Task brief —
Transcribe all of the material exactly.

Input for this task —
####################
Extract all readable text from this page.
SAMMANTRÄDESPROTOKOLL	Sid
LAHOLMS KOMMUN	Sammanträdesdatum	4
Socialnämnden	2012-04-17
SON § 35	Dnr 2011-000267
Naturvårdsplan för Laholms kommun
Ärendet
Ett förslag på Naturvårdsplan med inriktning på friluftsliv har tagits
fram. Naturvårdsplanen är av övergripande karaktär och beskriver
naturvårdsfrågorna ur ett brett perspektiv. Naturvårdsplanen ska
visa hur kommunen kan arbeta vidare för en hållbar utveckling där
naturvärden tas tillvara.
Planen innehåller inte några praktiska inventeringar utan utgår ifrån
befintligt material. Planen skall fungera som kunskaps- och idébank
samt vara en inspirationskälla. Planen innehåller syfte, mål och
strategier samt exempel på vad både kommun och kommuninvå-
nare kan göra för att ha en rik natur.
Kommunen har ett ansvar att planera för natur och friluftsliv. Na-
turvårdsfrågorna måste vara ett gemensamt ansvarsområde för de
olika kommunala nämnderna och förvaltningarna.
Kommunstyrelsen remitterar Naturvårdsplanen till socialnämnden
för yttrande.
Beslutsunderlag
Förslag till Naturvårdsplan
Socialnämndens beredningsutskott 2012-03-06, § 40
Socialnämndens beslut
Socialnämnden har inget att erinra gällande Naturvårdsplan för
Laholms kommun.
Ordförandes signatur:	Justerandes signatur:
####################
Exercise result —
Extract all readable text from this page.
SAMMANTRÄDESPROTOKOLL	Sid
LAHOLMS KOMMUN	Sammanträdesdatum	4
Socialnämnden	2012-04-17
SON § 35	Dnr 2011-000267
Naturvårdsplan för Laholms kommun
Ärendet
Ett förslag på Naturvårdsplan med inriktning på friluftsliv har tagits
fram. Naturvårdsplanen är av övergripande karaktär och beskriver
naturvårdsfrågorna ur ett brett perspektiv. Naturvårdsplanen ska
visa hur kommunen kan arbeta vidare för en hållbar utveckling där
naturvärden tas tillvara.
Planen innehåller inte några praktiska inventeringar utan utgår ifrån
befintligt material. Planen skall fungera som kunskaps- och idébank
samt vara en inspirationskälla. Planen innehåller syfte, mål och
strategier samt exempel på vad både kommun och kommuninvå-
nare kan göra för att ha en rik natur.
Kommunen har ett ansvar att planera för natur och friluftsliv. Na-
turvårdsfrågorna måste vara ett gemensamt ansvarsområde för de
olika kommunala nämnderna och förvaltningarna.
Kommunstyrelsen remitterar Naturvårdsplanen till socialnämnden
för yttrande.
Beslutsunderlag
Förslag till Naturvårdsplan
Socialnämndens beredningsutskott 2012-03-06, § 40
Socialnämndens beslut
Socialnämnden har inget att erinra gällande Naturvårdsplan för
Laholms kommun.
Ordförandes signatur:	Justerandes signatur:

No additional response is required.